Problem description: Transcribe every entry word for word, but skip the images.

-- start of Stored rows --

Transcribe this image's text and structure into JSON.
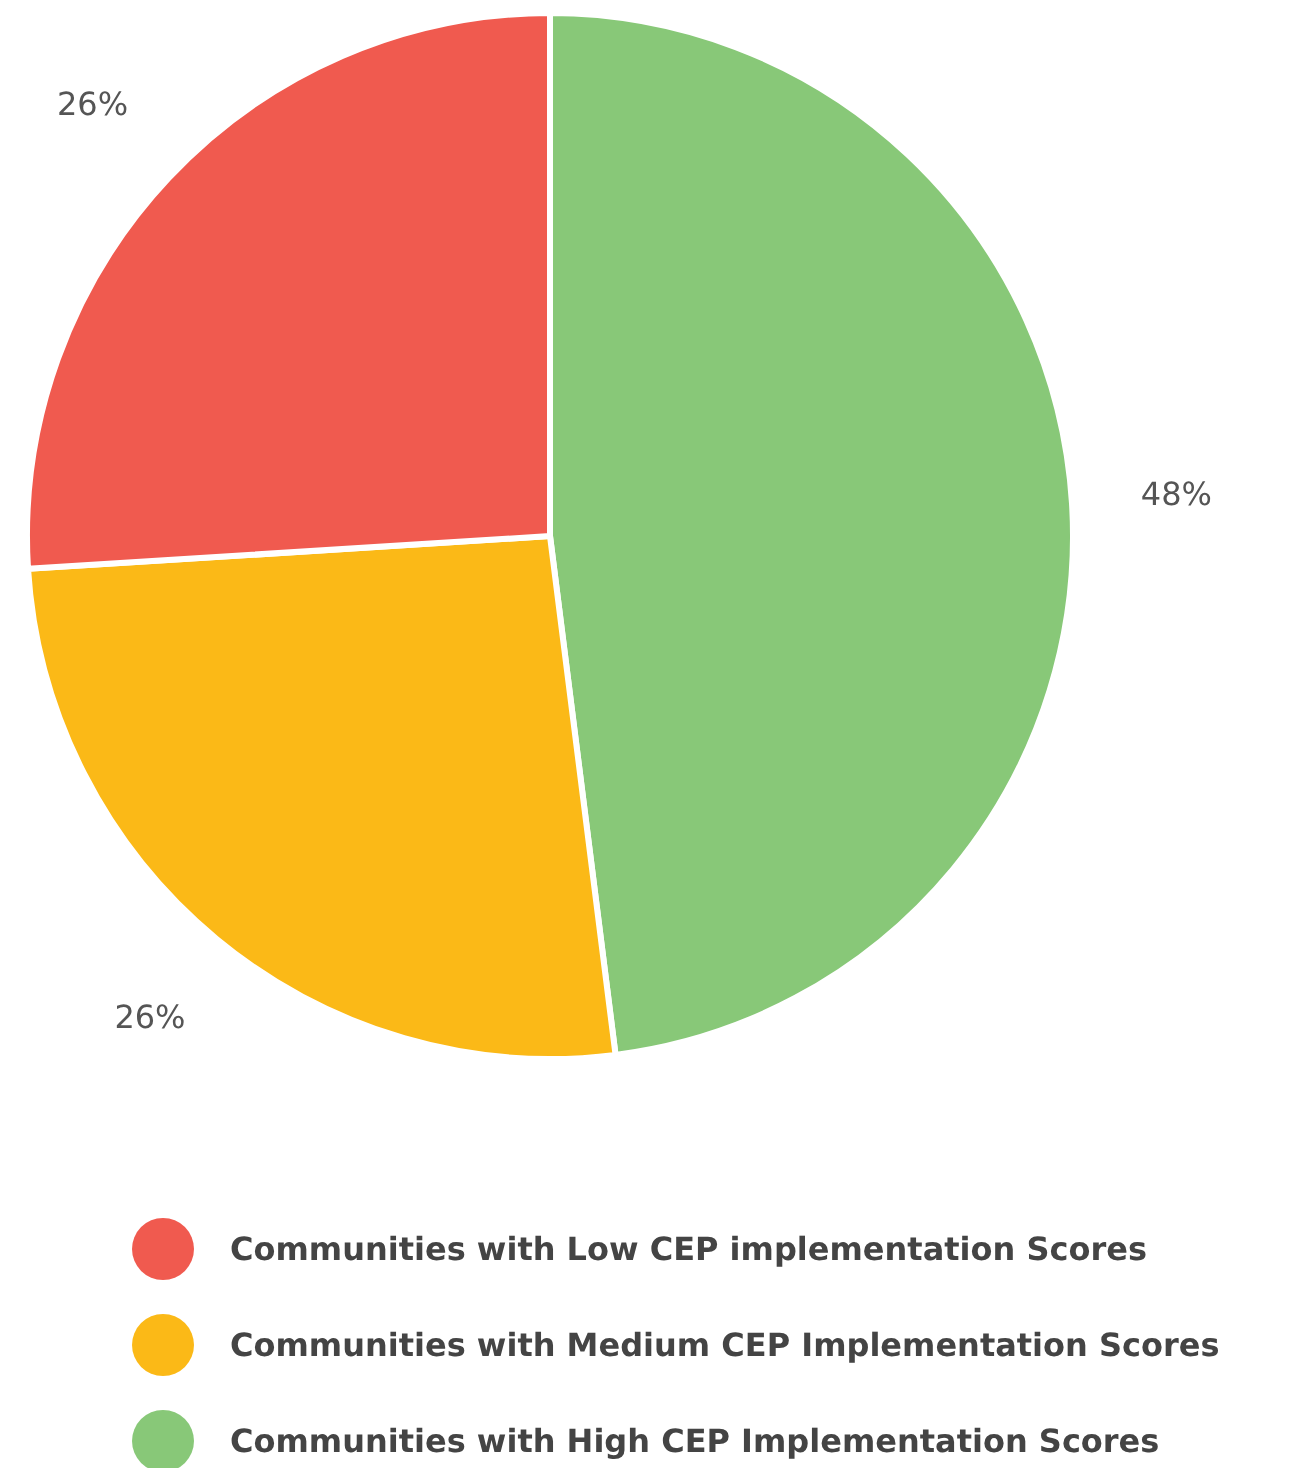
{
  "chart_data": {
    "type": "pie",
    "categories": [
      "Communities with Low CEP implementation Scores",
      "Communities with Medium CEP Implementation Scores",
      "Communities with High CEP Implementation Scores"
    ],
    "values": [
      26,
      26,
      48
    ],
    "colors": [
      "#f05a4f",
      "#fbb917",
      "#88c878"
    ],
    "value_labels": [
      "26%",
      "26%",
      "48%"
    ],
    "legend": "bottom"
  }
}
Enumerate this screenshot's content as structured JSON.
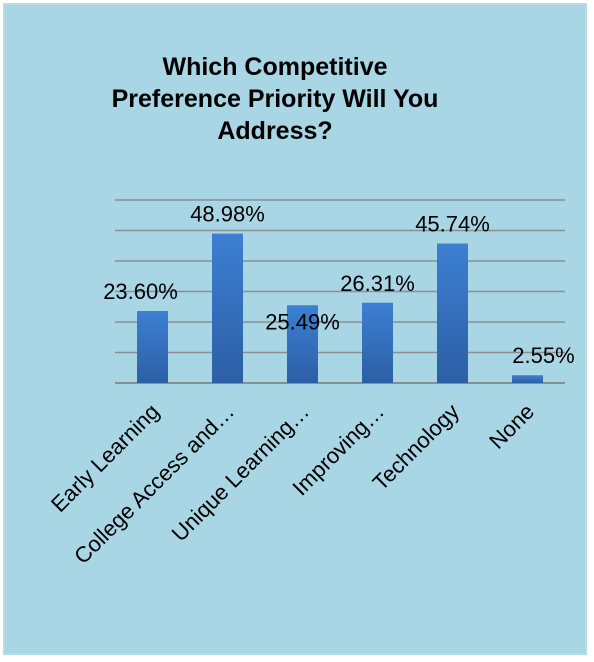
{
  "chart_data": {
    "type": "bar",
    "title_lines": [
      "Which Competitive",
      "Preference Priority Will You",
      "Address?"
    ],
    "categories": [
      "Early Learning",
      "College Access and…",
      "Unique Learning…",
      "Improving…",
      "Technology",
      "None"
    ],
    "values": [
      23.6,
      48.98,
      25.49,
      26.31,
      45.74,
      2.55
    ],
    "value_labels": [
      "23.60%",
      "48.98%",
      "25.49%",
      "26.31%",
      "45.74%",
      "2.55%"
    ],
    "xlabel": "",
    "ylabel": "",
    "ylim": [
      0,
      60
    ],
    "grid": true,
    "legend": "none",
    "colors": {
      "background": "#a9d6e5",
      "bar": "#3a78c9",
      "bar_dark": "#2a5a9c",
      "gridline": "#8a8f93"
    }
  }
}
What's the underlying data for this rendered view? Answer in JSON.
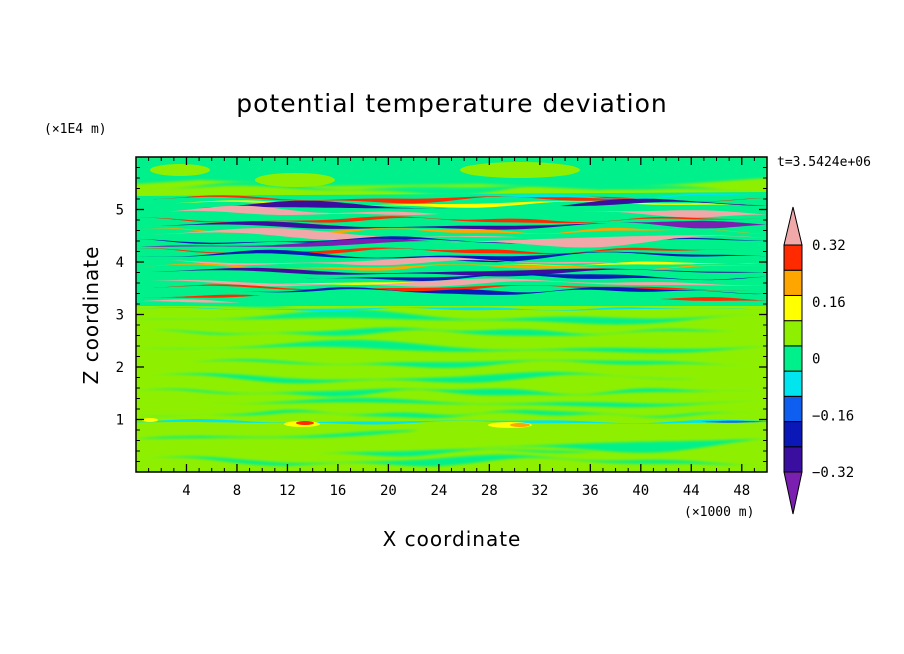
{
  "chart_data": {
    "type": "heatmap",
    "title": "potential temperature deviation",
    "xlabel": "X coordinate",
    "ylabel": "Z coordinate",
    "x_unit": "(×1000 m)",
    "y_unit": "(×1E4 m)",
    "time_label": "t=3.5424e+06",
    "xlim": [
      0,
      50
    ],
    "ylim": [
      0,
      6
    ],
    "x_ticks": [
      "4",
      "8",
      "12",
      "16",
      "20",
      "24",
      "28",
      "32",
      "36",
      "40",
      "44",
      "48"
    ],
    "y_ticks": [
      "1",
      "2",
      "3",
      "4",
      "5"
    ],
    "colorbar": {
      "ticks": [
        "0.32",
        "0.16",
        "0",
        "−0.16",
        "−0.32"
      ],
      "tick_values": [
        0.32,
        0.16,
        0,
        -0.16,
        -0.32
      ],
      "levels": [
        -0.4,
        -0.32,
        -0.24,
        -0.16,
        -0.08,
        0,
        0.08,
        0.16,
        0.24,
        0.32,
        0.4
      ],
      "colors": [
        "#7a1fb0",
        "#3a0fa0",
        "#0a18b8",
        "#0e5ff0",
        "#00e5ee",
        "#00f08c",
        "#8ef000",
        "#ffff00",
        "#ffa500",
        "#ff2a00",
        "#f0a8a8"
      ],
      "extend": "both"
    },
    "bands": [
      {
        "z": [
          0.0,
          0.9
        ],
        "value": 0.05,
        "pattern": "green and light-green patches"
      },
      {
        "z": [
          0.95,
          1.05
        ],
        "value": 0.12,
        "pattern": "thin layer with yellow/red spots near x 14 and x 28-31"
      },
      {
        "z": [
          1.05,
          3.1
        ],
        "value": 0.03,
        "pattern": "alternating green and light-green streaks"
      },
      {
        "z": [
          3.1,
          3.5
        ],
        "value": 0.3,
        "pattern": "red/pink layer at left edge"
      },
      {
        "z": [
          3.5,
          5.2
        ],
        "value": -0.05,
        "pattern": "interleaved pink (above 0.32) and dark blue/purple (below -0.32) layers"
      },
      {
        "z": [
          5.2,
          6.0
        ],
        "value": 0.04,
        "pattern": "green and light-green"
      }
    ]
  }
}
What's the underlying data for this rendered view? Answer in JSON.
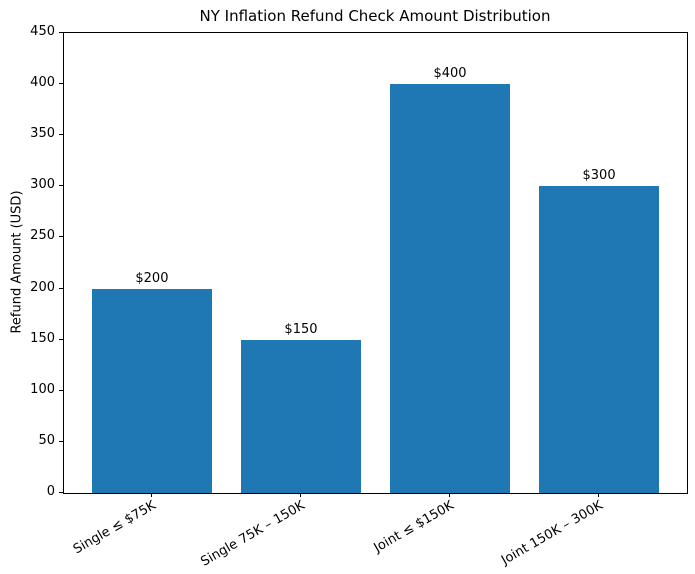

-- end of Stored rows --

Result below:
Transcribe this image's text and structure into JSON.
{
  "chart_data": {
    "type": "pie",
    "categories": [
      "Communities with Low CEP implementation Scores",
      "Communities with Medium CEP Implementation Scores",
      "Communities with High CEP Implementation Scores"
    ],
    "values": [
      26,
      26,
      48
    ],
    "colors": [
      "#f05a4f",
      "#fbb917",
      "#88c878"
    ],
    "value_labels": [
      "26%",
      "26%",
      "48%"
    ],
    "legend": "bottom"
  }
}
Enumerate this screenshot's content as structured JSON.
{
  "chart_data": {
    "type": "bar",
    "title_lines": [
      "Which Competitive",
      "Preference Priority Will You",
      "Address?"
    ],
    "categories": [
      "Early Learning",
      "College Access and…",
      "Unique Learning…",
      "Improving…",
      "Technology",
      "None"
    ],
    "values": [
      23.6,
      48.98,
      25.49,
      26.31,
      45.74,
      2.55
    ],
    "value_labels": [
      "23.60%",
      "48.98%",
      "25.49%",
      "26.31%",
      "45.74%",
      "2.55%"
    ],
    "xlabel": "",
    "ylabel": "",
    "ylim": [
      0,
      60
    ],
    "grid": true,
    "legend": "none",
    "colors": {
      "background": "#a9d6e5",
      "bar": "#3a78c9",
      "bar_dark": "#2a5a9c",
      "gridline": "#8a8f93"
    }
  }
}
What's the underlying data for this rendered view? Answer in JSON.
{
  "chart_data": {
    "type": "heatmap",
    "title": "potential temperature deviation",
    "xlabel": "X coordinate",
    "ylabel": "Z coordinate",
    "x_unit": "(×1000 m)",
    "y_unit": "(×1E4 m)",
    "time_label": "t=3.5424e+06",
    "xlim": [
      0,
      50
    ],
    "ylim": [
      0,
      6
    ],
    "x_ticks": [
      "4",
      "8",
      "12",
      "16",
      "20",
      "24",
      "28",
      "32",
      "36",
      "40",
      "44",
      "48"
    ],
    "y_ticks": [
      "1",
      "2",
      "3",
      "4",
      "5"
    ],
    "colorbar": {
      "ticks": [
        "0.32",
        "0.16",
        "0",
        "−0.16",
        "−0.32"
      ],
      "tick_values": [
        0.32,
        0.16,
        0,
        -0.16,
        -0.32
      ],
      "levels": [
        -0.4,
        -0.32,
        -0.24,
        -0.16,
        -0.08,
        0,
        0.08,
        0.16,
        0.24,
        0.32,
        0.4
      ],
      "colors": [
        "#7a1fb0",
        "#3a0fa0",
        "#0a18b8",
        "#0e5ff0",
        "#00e5ee",
        "#00f08c",
        "#8ef000",
        "#ffff00",
        "#ffa500",
        "#ff2a00",
        "#f0a8a8"
      ],
      "extend": "both"
    },
    "bands": [
      {
        "z": [
          0.0,
          0.9
        ],
        "value": 0.05,
        "pattern": "green and light-green patches"
      },
      {
        "z": [
          0.95,
          1.05
        ],
        "value": 0.12,
        "pattern": "thin layer with yellow/red spots near x 14 and x 28-31"
      },
      {
        "z": [
          1.05,
          3.1
        ],
        "value": 0.03,
        "pattern": "alternating green and light-green streaks"
      },
      {
        "z": [
          3.1,
          3.5
        ],
        "value": 0.3,
        "pattern": "red/pink layer at left edge"
      },
      {
        "z": [
          3.5,
          5.2
        ],
        "value": -0.05,
        "pattern": "interleaved pink (above 0.32) and dark blue/purple (below -0.32) layers"
      },
      {
        "z": [
          5.2,
          6.0
        ],
        "value": 0.04,
        "pattern": "green and light-green"
      }
    ]
  }
}
What's the underlying data for this rendered view? Answer in JSON.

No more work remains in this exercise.